TRECHO CITADO:
———
Veremos que Valentine tem traído o marido Alex nos últimos seis meses.
Que Micky, casada com Hugo (Antoine Duléry), no passado traiu o marido, que a aceitou de volta; e que Hugo sempre traiu Micky com uma ou outra namorada; nos últimos meses, anda traindo a mulher com Valentine.
O mais inocente nessa história toda me pareceu Pierre (Didier Bezade), o ex-marido de Gabrielle. Já estão separados há tempos, e, para o casamento da filha, aparece com uma namorada, uma cantora russa, não, polonesa, que ele conheceu em Moscou (ou teria sido São Petersburgo?), uma louraça grande, Ingrid (Beata Nilska), e que o filme goza por não dominar o francês.
Ora bolas: nenhum estrangeiro é obrigado a dominar com perfeição outra língua – a não ser que haja motivos profissionais para tal. E ora bolas II: por que, no ano da graça de 2004, no Terceiro Milênio, a ex-mulher Gabrielle e a filha Johanna se incomodam tanto com o fato de o pai, separado faz tempo, ter uma namorada?
De fato não consegui entender isso, assim como também me pareceu sem sentido uma tentativa de forçação de barra de falar da disputa de esquerda (a família mais rica, a de Johanna) x direita (a família não tão rica e nem há tanto tempo, a de Benjamin), e de se fazer referência aos ideais da geração de 1968, que se “emburguesou”.
Mas essa tentativa de politizar só aparece uma ou duas vezes, rapidamente, é coisa de somenos. O que me pareceu ruim no filme foi ir fundo demais na lama e depois voltar tudo a ficar numa boa, como se não tivesse acontecido nada.
Não acho que esse Mariages! seja um grande filme, nem sequer um ótimo filme. Mas também não é um horror, e não deixa de ter coisas inteligentes e interessantes.
A diretora Valérie Guignabodet sempre volta ao mesmo tema
Não me lembrava disso enquanto via o filme, mas já havia conhecido a autora e diretora Valérie Guignabodet por seu filme Monique, de 2002. Foi o primeiro longa-metragem dela – e, como este aqui, trata da eterna guerra homem x mulher, o casamento, o sexo no casamento, o desgaste do casamento com o passar do tempo, do que os homens gostam, do que as mulheres gostam.
———
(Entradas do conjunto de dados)
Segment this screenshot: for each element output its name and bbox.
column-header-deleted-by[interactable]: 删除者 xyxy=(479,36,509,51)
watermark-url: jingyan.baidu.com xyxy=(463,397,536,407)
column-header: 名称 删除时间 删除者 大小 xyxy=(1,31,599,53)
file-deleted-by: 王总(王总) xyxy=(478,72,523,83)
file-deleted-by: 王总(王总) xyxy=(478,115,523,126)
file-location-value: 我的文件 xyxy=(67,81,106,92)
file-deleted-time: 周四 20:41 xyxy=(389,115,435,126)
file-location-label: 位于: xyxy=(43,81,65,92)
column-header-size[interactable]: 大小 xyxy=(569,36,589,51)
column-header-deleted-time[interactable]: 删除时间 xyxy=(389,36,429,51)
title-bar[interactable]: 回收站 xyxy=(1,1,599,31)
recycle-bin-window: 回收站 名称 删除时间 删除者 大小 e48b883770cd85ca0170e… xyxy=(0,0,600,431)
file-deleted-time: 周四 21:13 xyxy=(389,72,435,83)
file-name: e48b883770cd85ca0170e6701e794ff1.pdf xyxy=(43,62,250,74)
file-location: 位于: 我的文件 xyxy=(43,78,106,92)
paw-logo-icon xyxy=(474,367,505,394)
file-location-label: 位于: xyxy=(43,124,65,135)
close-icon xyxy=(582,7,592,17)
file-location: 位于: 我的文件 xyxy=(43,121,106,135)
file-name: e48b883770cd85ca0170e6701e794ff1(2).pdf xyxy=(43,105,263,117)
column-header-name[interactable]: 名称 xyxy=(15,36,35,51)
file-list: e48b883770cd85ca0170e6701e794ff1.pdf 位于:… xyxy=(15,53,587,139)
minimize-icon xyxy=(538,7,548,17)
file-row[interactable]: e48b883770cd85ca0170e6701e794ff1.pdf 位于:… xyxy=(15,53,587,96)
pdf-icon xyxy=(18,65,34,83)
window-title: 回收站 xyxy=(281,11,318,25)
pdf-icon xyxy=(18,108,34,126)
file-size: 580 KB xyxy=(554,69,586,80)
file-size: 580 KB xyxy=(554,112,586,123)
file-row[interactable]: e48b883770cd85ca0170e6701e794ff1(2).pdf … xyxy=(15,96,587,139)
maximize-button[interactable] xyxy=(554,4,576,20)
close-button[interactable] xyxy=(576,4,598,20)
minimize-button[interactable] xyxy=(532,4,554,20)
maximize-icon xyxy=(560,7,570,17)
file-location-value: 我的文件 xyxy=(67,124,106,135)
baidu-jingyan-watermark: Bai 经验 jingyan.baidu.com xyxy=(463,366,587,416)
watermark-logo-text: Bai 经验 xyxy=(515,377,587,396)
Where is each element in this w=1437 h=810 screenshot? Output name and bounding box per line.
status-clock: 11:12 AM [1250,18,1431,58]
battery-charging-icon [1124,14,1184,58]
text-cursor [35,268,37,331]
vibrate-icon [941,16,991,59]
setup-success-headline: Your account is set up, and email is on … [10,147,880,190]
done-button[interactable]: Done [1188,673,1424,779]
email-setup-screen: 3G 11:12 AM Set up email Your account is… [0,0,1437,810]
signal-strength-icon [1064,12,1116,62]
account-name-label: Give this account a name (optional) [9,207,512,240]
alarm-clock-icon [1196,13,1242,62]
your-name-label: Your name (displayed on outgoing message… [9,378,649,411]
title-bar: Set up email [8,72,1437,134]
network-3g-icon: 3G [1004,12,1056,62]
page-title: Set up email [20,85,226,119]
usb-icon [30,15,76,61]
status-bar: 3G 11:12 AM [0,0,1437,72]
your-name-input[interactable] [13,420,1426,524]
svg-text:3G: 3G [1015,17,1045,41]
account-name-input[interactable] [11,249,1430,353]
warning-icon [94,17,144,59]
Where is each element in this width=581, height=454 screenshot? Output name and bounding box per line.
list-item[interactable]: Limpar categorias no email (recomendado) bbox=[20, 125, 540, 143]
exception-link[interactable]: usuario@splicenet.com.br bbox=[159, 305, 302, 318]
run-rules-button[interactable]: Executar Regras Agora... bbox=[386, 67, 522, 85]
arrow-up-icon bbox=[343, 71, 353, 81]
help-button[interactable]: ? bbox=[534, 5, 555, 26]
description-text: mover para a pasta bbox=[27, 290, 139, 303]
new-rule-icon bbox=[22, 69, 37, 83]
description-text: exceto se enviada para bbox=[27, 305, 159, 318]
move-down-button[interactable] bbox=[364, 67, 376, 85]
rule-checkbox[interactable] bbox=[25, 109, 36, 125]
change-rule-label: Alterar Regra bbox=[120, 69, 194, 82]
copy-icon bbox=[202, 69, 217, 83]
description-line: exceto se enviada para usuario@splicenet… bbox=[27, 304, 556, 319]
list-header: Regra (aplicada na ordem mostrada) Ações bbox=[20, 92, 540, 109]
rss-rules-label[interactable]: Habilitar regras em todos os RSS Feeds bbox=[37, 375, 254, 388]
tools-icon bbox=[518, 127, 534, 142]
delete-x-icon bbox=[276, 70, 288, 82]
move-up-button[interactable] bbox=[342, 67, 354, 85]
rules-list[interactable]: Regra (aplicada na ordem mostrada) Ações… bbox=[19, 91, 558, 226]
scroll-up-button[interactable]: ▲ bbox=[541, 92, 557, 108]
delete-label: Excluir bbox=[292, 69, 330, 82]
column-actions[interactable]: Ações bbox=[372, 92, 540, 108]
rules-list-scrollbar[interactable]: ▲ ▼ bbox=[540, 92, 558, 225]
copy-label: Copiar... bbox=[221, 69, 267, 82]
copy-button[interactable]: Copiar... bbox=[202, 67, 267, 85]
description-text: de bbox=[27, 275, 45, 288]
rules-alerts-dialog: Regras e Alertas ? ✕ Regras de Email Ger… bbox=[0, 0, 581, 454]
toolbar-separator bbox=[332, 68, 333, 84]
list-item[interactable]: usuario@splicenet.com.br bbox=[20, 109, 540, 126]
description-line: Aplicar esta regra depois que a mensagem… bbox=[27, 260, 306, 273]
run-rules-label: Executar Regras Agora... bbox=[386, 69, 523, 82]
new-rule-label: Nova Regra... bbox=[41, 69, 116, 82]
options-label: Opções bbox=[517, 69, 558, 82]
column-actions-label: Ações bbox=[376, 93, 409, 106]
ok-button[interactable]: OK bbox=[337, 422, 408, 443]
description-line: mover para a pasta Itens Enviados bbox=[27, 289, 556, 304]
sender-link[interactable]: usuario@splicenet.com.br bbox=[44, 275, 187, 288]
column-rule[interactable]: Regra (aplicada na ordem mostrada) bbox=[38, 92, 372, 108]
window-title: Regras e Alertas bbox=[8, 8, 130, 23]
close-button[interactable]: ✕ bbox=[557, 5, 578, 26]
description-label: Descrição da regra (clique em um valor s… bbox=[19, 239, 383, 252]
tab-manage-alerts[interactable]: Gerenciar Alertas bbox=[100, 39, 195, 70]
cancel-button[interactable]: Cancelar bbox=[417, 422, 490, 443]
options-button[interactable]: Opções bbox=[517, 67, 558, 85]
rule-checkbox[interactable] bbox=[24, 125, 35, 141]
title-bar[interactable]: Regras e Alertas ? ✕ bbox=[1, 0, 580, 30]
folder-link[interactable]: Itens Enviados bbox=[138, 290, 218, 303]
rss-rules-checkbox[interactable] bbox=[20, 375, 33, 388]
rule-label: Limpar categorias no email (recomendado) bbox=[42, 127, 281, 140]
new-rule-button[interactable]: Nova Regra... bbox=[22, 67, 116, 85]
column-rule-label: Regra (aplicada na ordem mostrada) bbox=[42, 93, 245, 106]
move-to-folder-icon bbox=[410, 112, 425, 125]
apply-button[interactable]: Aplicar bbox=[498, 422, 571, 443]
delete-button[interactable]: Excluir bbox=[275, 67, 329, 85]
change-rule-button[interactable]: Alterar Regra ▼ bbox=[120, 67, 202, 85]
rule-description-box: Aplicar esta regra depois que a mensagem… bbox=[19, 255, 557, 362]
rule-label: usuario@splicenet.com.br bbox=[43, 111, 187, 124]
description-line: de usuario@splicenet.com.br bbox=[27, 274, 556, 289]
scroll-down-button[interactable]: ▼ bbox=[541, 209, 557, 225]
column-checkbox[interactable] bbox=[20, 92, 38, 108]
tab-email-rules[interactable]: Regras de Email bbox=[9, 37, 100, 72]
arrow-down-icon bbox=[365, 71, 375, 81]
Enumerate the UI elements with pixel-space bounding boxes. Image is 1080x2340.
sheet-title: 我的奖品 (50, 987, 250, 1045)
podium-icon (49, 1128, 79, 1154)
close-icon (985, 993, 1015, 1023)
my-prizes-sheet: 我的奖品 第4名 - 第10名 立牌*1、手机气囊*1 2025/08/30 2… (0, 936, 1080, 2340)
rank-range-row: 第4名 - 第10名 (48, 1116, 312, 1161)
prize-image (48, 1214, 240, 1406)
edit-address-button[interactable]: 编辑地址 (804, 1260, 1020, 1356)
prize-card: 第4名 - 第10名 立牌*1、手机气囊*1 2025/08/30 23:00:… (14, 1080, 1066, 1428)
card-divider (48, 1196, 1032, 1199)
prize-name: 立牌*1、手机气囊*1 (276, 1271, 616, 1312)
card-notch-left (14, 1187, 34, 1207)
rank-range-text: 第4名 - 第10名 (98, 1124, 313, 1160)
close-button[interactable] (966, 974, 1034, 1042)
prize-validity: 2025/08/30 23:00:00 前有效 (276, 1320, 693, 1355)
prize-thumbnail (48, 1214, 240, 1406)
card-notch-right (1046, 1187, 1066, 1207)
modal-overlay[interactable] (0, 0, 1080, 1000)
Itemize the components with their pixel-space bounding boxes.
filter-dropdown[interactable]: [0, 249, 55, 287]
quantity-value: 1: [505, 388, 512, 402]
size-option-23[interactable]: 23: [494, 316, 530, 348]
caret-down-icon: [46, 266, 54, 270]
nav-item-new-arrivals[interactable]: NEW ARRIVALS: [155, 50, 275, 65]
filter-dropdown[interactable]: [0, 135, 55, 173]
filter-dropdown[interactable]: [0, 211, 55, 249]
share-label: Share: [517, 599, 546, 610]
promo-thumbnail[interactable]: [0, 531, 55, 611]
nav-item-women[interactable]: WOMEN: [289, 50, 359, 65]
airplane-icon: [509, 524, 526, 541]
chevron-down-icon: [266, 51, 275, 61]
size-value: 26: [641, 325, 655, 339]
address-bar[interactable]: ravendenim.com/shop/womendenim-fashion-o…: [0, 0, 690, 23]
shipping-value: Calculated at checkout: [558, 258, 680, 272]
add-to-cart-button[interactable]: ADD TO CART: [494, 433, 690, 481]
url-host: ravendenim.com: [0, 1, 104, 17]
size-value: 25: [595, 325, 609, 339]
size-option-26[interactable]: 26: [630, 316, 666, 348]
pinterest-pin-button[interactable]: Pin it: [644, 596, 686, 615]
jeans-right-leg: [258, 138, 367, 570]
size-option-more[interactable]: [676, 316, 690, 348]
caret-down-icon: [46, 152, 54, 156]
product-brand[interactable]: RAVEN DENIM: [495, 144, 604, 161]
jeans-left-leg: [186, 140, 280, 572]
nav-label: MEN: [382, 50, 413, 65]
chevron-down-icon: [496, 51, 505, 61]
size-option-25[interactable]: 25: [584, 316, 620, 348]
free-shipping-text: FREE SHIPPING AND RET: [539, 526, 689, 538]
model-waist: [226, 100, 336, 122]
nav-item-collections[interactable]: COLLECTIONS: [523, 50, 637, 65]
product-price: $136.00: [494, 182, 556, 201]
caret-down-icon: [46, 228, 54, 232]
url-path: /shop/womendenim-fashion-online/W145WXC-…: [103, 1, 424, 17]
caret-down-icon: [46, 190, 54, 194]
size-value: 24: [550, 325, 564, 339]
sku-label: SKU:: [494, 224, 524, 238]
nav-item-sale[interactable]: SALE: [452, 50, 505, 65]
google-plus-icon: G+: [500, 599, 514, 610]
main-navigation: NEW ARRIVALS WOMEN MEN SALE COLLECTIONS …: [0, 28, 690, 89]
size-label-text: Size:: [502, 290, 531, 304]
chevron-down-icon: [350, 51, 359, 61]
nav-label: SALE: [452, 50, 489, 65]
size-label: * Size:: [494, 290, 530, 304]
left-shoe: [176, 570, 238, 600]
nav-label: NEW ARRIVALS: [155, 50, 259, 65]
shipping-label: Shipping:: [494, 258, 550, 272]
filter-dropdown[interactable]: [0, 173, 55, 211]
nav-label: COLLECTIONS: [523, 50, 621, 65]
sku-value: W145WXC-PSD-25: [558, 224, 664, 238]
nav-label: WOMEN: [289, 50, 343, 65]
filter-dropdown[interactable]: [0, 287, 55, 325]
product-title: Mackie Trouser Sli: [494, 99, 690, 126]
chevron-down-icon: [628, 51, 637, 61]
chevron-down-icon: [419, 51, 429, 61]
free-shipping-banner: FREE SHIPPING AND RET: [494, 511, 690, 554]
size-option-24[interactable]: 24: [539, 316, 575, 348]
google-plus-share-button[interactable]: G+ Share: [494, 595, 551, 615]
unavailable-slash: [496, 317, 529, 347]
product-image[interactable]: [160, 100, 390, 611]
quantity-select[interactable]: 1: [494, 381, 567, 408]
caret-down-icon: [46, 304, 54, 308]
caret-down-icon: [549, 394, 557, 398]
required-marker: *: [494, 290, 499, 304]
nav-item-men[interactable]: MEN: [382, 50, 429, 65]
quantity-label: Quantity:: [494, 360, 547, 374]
———
OBJETIVO DO EXERCÍCIO:
Extraia do trecho citado, sem nenhuma alteração, a parte que começa em "A diretora Valérie" e termina em "as mulheres gostam.".

RESULTADO:
A diretora Valérie Guignabodet sempre volta ao mesmo tema
Não me lembrava disso enquanto via o filme, mas já havia conhecido a autora e diretora Valérie Guignabodet por seu filme Monique, de 2002. Foi o primeiro longa-metragem dela – e, como este aqui, trata da eterna guerra homem x mulher, o casamento, o sexo no casamento, o desgaste do casamento com o passar do tempo, do que os homens gostam, do que as mulheres gostam.